— Written request 1 —
List every username that appears as a post header in the forum thread about the little guy's happy ending.
— Written request 2 —
Continue the forum thread about the little guy's happy ending from its last post.

— Document segment —
Pam posted this one yesterday. I had to watch it again. :wub:
This little guy is amazing and I'd love to give him a hug. I'm so glad he had such a happy ending. :wub:


----------



## Bonnie's Mommie (Mar 2, 2006)

Aww, that made my day!! Big hugs to such a special little guy.:smootch::sLo_grouphug3:


----------



## Hunter's Mom (Dec 8, 2008)

what a great ending!!! I love the video and seeing him with his family of little ones!


----------



## maltlovereileen (Jan 19, 2009)

How wonderful...not many better gifts than the gift of sight!!! (((((Thank you to everyone who made this possible))))))


----------



## barefoot contessa (Mar 9, 2010)

This just made my night. God bless that litttle boy and everyone who rescued him. I am still sobbing. Halle is jumping up on me. Time for hugs.


----------



## cyndrae (Aug 30, 2009)

Awesome story thanks for sharing.


----------



## poochie2 (Jan 14, 2010)

That little guy is precious!

— Extracted records —
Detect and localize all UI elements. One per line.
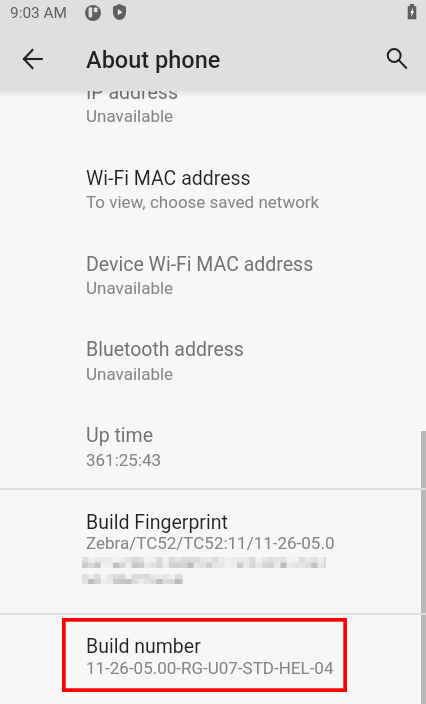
staticText: Build Fingerprint bbox=[86, 511, 228, 534]
button[interactable]: Navigate up bbox=[9, 35, 57, 83]
staticText: Bluetooth address bbox=[86, 338, 244, 361]
staticText: Unavailable bbox=[86, 106, 174, 126]
button[interactable]: Wi-Fi MAC address bbox=[0, 136, 426, 222]
button[interactable]: Bluetooth address bbox=[0, 308, 426, 394]
button[interactable]: Build Fingerprint bbox=[0, 489, 426, 613]
staticText: Zebra/TC52/TC52:11/11-26-05.0 bbox=[86, 533, 335, 553]
staticText: IP address bbox=[86, 81, 178, 104]
staticText: Up time bbox=[86, 424, 153, 447]
staticText: Unavailable bbox=[86, 278, 174, 298]
staticText: Unavailable bbox=[86, 364, 174, 384]
staticText: 361:25:43 bbox=[86, 450, 162, 470]
staticText: About phone bbox=[86, 46, 221, 74]
button[interactable]: IP address bbox=[0, 80, 426, 136]
button[interactable]: Up time bbox=[0, 394, 426, 480]
button[interactable]: Build number bbox=[0, 614, 426, 704]
staticText: 9:03 AM bbox=[10, 4, 67, 22]
button[interactable]: Device Wi-Fi MAC address bbox=[0, 222, 426, 308]
staticText: Wi-Fi MAC address bbox=[86, 167, 251, 190]
staticText: To view, choose saved network bbox=[86, 192, 320, 212]
staticText: Build number bbox=[86, 635, 201, 658]
staticText: Device Wi-Fi MAC address bbox=[86, 253, 314, 276]
staticText: 11-26-05.00-RG-U07-STD-HEL-04 bbox=[86, 658, 334, 678]
button[interactable]: Search bbox=[371, 34, 419, 82]
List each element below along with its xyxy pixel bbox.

— Written reply 1 —
Bonnie's Mommie, Hunter's Mom, maltlovereileen, barefoot contessa, cyndrae, poochie2

— Written reply 2 —
----------



## Princess D (May 16, 2007)

I can't stop smiling. He has such a happy look to him now. I can't help but wonder what this little one thought when he opened his eyes for the first time... What a happy new beginning. Thank You for helping him and sharing his story with us.


----------



## mss (Mar 1, 2006)

That's wonderful. :wub: 

(Have to add, in looks etc. he reminds me of my Spunky in his younger days.  )


----------



## Purple-peep (May 14, 2009)

Thank you for sharing this! What a wonderful and happy ending for this sweet baby. I wonder how many years he was blind?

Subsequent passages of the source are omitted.